- **Your task**: Below is a block of records; return all of them exactly, but without the images.

Dataset excerpts:
▬▬▬▬▬▬▬▬▬▬

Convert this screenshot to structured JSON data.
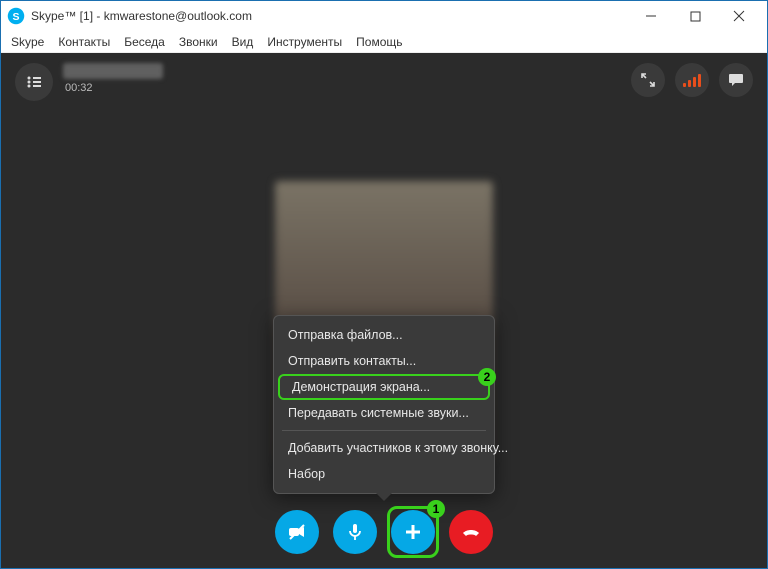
{
  "titlebar": {
    "title": "Skype™ [1] - kmwarestone@outlook.com"
  },
  "menu": {
    "items": [
      "Skype",
      "Контакты",
      "Беседа",
      "Звонки",
      "Вид",
      "Инструменты",
      "Помощь"
    ]
  },
  "call": {
    "duration": "00:32"
  },
  "popup": {
    "items": [
      {
        "label": "Отправка файлов...",
        "sep_after": false
      },
      {
        "label": "Отправить контакты...",
        "sep_after": false
      },
      {
        "label": "Демонстрация экрана...",
        "sep_after": false,
        "highlight": true,
        "badge": "2"
      },
      {
        "label": "Передавать системные звуки...",
        "sep_after": true
      },
      {
        "label": "Добавить участников к этому звонку...",
        "sep_after": false
      },
      {
        "label": "Набор",
        "sep_after": false
      }
    ]
  },
  "controls": {
    "plus_badge": "1"
  }
}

▬▬▬▬▬▬▬▬▬▬

- **Written response**:
Convert this screenshot to structured JSON data.
{
  "titlebar": {
    "title": "Skype™ [1] - kmwarestone@outlook.com"
  },
  "menu": {
    "items": [
      "Skype",
      "Контакты",
      "Беседа",
      "Звонки",
      "Вид",
      "Инструменты",
      "Помощь"
    ]
  },
  "call": {
    "duration": "00:32"
  },
  "popup": {
    "items": [
      {
        "label": "Отправка файлов...",
        "sep_after": false
      },
      {
        "label": "Отправить контакты...",
        "sep_after": false
      },
      {
        "label": "Демонстрация экрана...",
        "sep_after": false,
        "highlight": true,
        "badge": "2"
      },
      {
        "label": "Передавать системные звуки...",
        "sep_after": true
      },
      {
        "label": "Добавить участников к этому звонку...",
        "sep_after": false
      },
      {
        "label": "Набор",
        "sep_after": false
      }
    ]
  },
  "controls": {
    "plus_badge": "1"
  }
}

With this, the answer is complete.